Stored data
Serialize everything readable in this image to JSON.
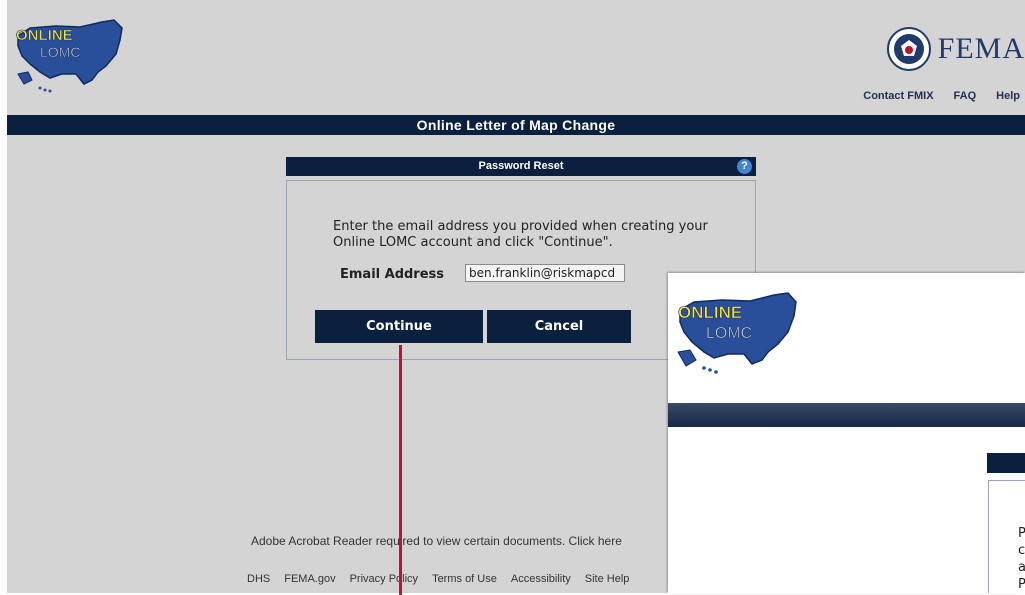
{
  "header": {
    "logo_text_line1": "ONLINE",
    "logo_text_line2": "LOMC",
    "brand": "FEMA",
    "top_links": [
      "Contact FMIX",
      "FAQ",
      "Help"
    ]
  },
  "title_bar": "Online Letter of Map Change",
  "dialog": {
    "title": "Password Reset",
    "help_icon": "?",
    "instruction": "Enter the email address you provided when creating your Online LOMC account and click \"Continue\".",
    "email_label": "Email Address",
    "email_value": "ben.franklin@riskmapcd",
    "continue_label": "Continue",
    "cancel_label": "Cancel"
  },
  "footer": {
    "note": "Adobe Acrobat Reader required to view certain documents.",
    "note_link": "Click here",
    "links": [
      "DHS",
      "FEMA.gov",
      "Privacy Policy",
      "Terms of Use",
      "Accessibility",
      "Site Help"
    ]
  },
  "overlay": {
    "logo_text_line1": "ONLINE",
    "logo_text_line2": "LOMC",
    "partial_letters": [
      "P",
      "c",
      "a",
      "P"
    ]
  },
  "colors": {
    "page_bg": "#d4d4d4",
    "navy": "#0b1f3f",
    "arrow": "#c8102e",
    "logo_text": "#f5e33a",
    "map_blue": "#2a4f9a"
  }
}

◆ **SHORT EXERCISE**
Restate each entry word for word, leaving out any pictures.

◆ **OUTPUT FOR THIS TASK**
Serialize everything readable in this image to JSON.
{
  "header": {
    "logo_text_line1": "ONLINE",
    "logo_text_line2": "LOMC",
    "brand": "FEMA",
    "top_links": [
      "Contact FMIX",
      "FAQ",
      "Help"
    ]
  },
  "title_bar": "Online Letter of Map Change",
  "dialog": {
    "title": "Password Reset",
    "help_icon": "?",
    "instruction": "Enter the email address you provided when creating your Online LOMC account and click \"Continue\".",
    "email_label": "Email Address",
    "email_value": "ben.franklin@riskmapcd",
    "continue_label": "Continue",
    "cancel_label": "Cancel"
  },
  "footer": {
    "note": "Adobe Acrobat Reader required to view certain documents.",
    "note_link": "Click here",
    "links": [
      "DHS",
      "FEMA.gov",
      "Privacy Policy",
      "Terms of Use",
      "Accessibility",
      "Site Help"
    ]
  },
  "overlay": {
    "logo_text_line1": "ONLINE",
    "logo_text_line2": "LOMC",
    "partial_letters": [
      "P",
      "c",
      "a",
      "P"
    ]
  },
  "colors": {
    "page_bg": "#d4d4d4",
    "navy": "#0b1f3f",
    "arrow": "#c8102e",
    "logo_text": "#f5e33a",
    "map_blue": "#2a4f9a"
  }
}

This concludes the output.